-------- TASK INPUTS --------
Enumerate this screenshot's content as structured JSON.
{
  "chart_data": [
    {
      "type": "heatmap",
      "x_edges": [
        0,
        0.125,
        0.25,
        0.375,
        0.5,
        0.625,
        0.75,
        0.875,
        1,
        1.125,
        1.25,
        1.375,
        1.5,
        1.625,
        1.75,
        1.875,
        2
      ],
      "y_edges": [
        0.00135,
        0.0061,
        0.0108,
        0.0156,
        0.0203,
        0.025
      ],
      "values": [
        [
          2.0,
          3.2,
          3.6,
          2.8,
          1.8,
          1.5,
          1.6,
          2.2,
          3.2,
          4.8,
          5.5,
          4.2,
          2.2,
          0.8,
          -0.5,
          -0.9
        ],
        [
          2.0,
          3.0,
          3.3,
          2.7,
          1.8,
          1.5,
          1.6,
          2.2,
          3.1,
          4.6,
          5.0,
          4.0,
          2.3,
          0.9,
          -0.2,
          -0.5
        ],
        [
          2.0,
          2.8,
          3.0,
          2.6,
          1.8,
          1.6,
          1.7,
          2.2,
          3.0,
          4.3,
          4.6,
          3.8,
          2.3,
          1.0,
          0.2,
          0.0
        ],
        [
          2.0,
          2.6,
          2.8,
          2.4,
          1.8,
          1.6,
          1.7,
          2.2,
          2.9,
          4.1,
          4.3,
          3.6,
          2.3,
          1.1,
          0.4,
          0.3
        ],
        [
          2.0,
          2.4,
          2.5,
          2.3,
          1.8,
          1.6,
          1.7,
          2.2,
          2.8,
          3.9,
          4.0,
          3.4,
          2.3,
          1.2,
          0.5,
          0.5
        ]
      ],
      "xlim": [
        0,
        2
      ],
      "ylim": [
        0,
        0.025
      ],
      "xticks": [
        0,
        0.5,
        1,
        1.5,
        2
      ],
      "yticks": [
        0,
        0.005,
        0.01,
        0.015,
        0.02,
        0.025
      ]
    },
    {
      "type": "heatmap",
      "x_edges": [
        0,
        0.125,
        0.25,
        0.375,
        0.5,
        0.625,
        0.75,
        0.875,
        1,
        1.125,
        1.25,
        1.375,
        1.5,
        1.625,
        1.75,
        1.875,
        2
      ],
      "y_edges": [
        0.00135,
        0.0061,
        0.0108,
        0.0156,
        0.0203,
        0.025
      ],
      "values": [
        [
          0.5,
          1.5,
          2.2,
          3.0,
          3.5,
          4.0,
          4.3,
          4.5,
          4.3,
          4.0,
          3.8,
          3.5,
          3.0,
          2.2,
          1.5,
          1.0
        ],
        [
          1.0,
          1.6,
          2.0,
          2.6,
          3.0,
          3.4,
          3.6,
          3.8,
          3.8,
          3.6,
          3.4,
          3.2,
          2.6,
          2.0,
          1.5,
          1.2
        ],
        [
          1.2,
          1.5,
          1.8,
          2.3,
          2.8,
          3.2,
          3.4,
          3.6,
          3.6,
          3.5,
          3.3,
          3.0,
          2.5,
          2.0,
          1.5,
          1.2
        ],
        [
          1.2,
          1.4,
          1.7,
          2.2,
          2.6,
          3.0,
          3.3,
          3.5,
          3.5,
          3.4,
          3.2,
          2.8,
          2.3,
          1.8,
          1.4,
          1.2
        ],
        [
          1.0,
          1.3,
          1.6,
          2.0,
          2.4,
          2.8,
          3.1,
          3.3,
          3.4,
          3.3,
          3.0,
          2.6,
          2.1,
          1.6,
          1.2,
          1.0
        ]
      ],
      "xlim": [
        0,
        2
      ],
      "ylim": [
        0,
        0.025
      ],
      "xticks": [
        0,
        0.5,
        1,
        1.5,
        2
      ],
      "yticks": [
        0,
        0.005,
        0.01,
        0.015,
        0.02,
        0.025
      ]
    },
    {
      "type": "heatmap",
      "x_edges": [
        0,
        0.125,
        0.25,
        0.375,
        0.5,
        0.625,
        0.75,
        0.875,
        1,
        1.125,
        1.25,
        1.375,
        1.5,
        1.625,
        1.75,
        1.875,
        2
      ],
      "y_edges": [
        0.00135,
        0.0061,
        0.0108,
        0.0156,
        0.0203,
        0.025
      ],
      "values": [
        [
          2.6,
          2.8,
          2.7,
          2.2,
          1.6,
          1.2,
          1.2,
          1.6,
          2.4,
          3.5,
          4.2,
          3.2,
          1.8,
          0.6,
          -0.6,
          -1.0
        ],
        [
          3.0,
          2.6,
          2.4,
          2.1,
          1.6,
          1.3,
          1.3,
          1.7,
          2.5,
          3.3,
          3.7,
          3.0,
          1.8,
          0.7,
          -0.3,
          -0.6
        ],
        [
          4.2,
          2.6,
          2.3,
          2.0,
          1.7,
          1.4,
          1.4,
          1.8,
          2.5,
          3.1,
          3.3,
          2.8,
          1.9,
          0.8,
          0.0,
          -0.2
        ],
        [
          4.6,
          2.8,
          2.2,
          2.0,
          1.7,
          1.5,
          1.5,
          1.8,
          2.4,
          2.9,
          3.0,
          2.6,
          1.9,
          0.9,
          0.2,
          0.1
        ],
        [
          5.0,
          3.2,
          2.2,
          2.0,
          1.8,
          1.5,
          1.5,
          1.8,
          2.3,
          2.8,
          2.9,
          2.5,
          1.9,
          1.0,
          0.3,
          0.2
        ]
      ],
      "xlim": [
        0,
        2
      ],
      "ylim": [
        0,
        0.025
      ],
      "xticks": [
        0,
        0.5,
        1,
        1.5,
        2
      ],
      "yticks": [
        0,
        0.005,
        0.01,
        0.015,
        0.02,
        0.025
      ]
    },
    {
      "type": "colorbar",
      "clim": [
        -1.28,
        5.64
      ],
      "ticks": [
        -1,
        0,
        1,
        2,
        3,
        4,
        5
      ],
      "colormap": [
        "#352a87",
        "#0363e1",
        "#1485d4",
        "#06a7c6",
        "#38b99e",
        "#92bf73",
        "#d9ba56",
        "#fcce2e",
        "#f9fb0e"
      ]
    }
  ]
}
--------
WORK REQUIRED - Restate the whole listing exactly.

EXERCISE SOLUTION -
Enumerate this screenshot's content as structured JSON.
{
  "chart_data": [
    {
      "type": "heatmap",
      "x_edges": [
        0,
        0.125,
        0.25,
        0.375,
        0.5,
        0.625,
        0.75,
        0.875,
        1,
        1.125,
        1.25,
        1.375,
        1.5,
        1.625,
        1.75,
        1.875,
        2
      ],
      "y_edges": [
        0.00135,
        0.0061,
        0.0108,
        0.0156,
        0.0203,
        0.025
      ],
      "values": [
        [
          2.0,
          3.2,
          3.6,
          2.8,
          1.8,
          1.5,
          1.6,
          2.2,
          3.2,
          4.8,
          5.5,
          4.2,
          2.2,
          0.8,
          -0.5,
          -0.9
        ],
        [
          2.0,
          3.0,
          3.3,
          2.7,
          1.8,
          1.5,
          1.6,
          2.2,
          3.1,
          4.6,
          5.0,
          4.0,
          2.3,
          0.9,
          -0.2,
          -0.5
        ],
        [
          2.0,
          2.8,
          3.0,
          2.6,
          1.8,
          1.6,
          1.7,
          2.2,
          3.0,
          4.3,
          4.6,
          3.8,
          2.3,
          1.0,
          0.2,
          0.0
        ],
        [
          2.0,
          2.6,
          2.8,
          2.4,
          1.8,
          1.6,
          1.7,
          2.2,
          2.9,
          4.1,
          4.3,
          3.6,
          2.3,
          1.1,
          0.4,
          0.3
        ],
        [
          2.0,
          2.4,
          2.5,
          2.3,
          1.8,
          1.6,
          1.7,
          2.2,
          2.8,
          3.9,
          4.0,
          3.4,
          2.3,
          1.2,
          0.5,
          0.5
        ]
      ],
      "xlim": [
        0,
        2
      ],
      "ylim": [
        0,
        0.025
      ],
      "xticks": [
        0,
        0.5,
        1,
        1.5,
        2
      ],
      "yticks": [
        0,
        0.005,
        0.01,
        0.015,
        0.02,
        0.025
      ]
    },
    {
      "type": "heatmap",
      "x_edges": [
        0,
        0.125,
        0.25,
        0.375,
        0.5,
        0.625,
        0.75,
        0.875,
        1,
        1.125,
        1.25,
        1.375,
        1.5,
        1.625,
        1.75,
        1.875,
        2
      ],
      "y_edges": [
        0.00135,
        0.0061,
        0.0108,
        0.0156,
        0.0203,
        0.025
      ],
      "values": [
        [
          0.5,
          1.5,
          2.2,
          3.0,
          3.5,
          4.0,
          4.3,
          4.5,
          4.3,
          4.0,
          3.8,
          3.5,
          3.0,
          2.2,
          1.5,
          1.0
        ],
        [
          1.0,
          1.6,
          2.0,
          2.6,
          3.0,
          3.4,
          3.6,
          3.8,
          3.8,
          3.6,
          3.4,
          3.2,
          2.6,
          2.0,
          1.5,
          1.2
        ],
        [
          1.2,
          1.5,
          1.8,
          2.3,
          2.8,
          3.2,
          3.4,
          3.6,
          3.6,
          3.5,
          3.3,
          3.0,
          2.5,
          2.0,
          1.5,
          1.2
        ],
        [
          1.2,
          1.4,
          1.7,
          2.2,
          2.6,
          3.0,
          3.3,
          3.5,
          3.5,
          3.4,
          3.2,
          2.8,
          2.3,
          1.8,
          1.4,
          1.2
        ],
        [
          1.0,
          1.3,
          1.6,
          2.0,
          2.4,
          2.8,
          3.1,
          3.3,
          3.4,
          3.3,
          3.0,
          2.6,
          2.1,
          1.6,
          1.2,
          1.0
        ]
      ],
      "xlim": [
        0,
        2
      ],
      "ylim": [
        0,
        0.025
      ],
      "xticks": [
        0,
        0.5,
        1,
        1.5,
        2
      ],
      "yticks": [
        0,
        0.005,
        0.01,
        0.015,
        0.02,
        0.025
      ]
    },
    {
      "type": "heatmap",
      "x_edges": [
        0,
        0.125,
        0.25,
        0.375,
        0.5,
        0.625,
        0.75,
        0.875,
        1,
        1.125,
        1.25,
        1.375,
        1.5,
        1.625,
        1.75,
        1.875,
        2
      ],
      "y_edges": [
        0.00135,
        0.0061,
        0.0108,
        0.0156,
        0.0203,
        0.025
      ],
      "values": [
        [
          2.6,
          2.8,
          2.7,
          2.2,
          1.6,
          1.2,
          1.2,
          1.6,
          2.4,
          3.5,
          4.2,
          3.2,
          1.8,
          0.6,
          -0.6,
          -1.0
        ],
        [
          3.0,
          2.6,
          2.4,
          2.1,
          1.6,
          1.3,
          1.3,
          1.7,
          2.5,
          3.3,
          3.7,
          3.0,
          1.8,
          0.7,
          -0.3,
          -0.6
        ],
        [
          4.2,
          2.6,
          2.3,
          2.0,
          1.7,
          1.4,
          1.4,
          1.8,
          2.5,
          3.1,
          3.3,
          2.8,
          1.9,
          0.8,
          0.0,
          -0.2
        ],
        [
          4.6,
          2.8,
          2.2,
          2.0,
          1.7,
          1.5,
          1.5,
          1.8,
          2.4,
          2.9,
          3.0,
          2.6,
          1.9,
          0.9,
          0.2,
          0.1
        ],
        [
          5.0,
          3.2,
          2.2,
          2.0,
          1.8,
          1.5,
          1.5,
          1.8,
          2.3,
          2.8,
          2.9,
          2.5,
          1.9,
          1.0,
          0.3,
          0.2
        ]
      ],
      "xlim": [
        0,
        2
      ],
      "ylim": [
        0,
        0.025
      ],
      "xticks": [
        0,
        0.5,
        1,
        1.5,
        2
      ],
      "yticks": [
        0,
        0.005,
        0.01,
        0.015,
        0.02,
        0.025
      ]
    },
    {
      "type": "colorbar",
      "clim": [
        -1.28,
        5.64
      ],
      "ticks": [
        -1,
        0,
        1,
        2,
        3,
        4,
        5
      ],
      "colormap": [
        "#352a87",
        "#0363e1",
        "#1485d4",
        "#06a7c6",
        "#38b99e",
        "#92bf73",
        "#d9ba56",
        "#fcce2e",
        "#f9fb0e"
      ]
    }
  ]
}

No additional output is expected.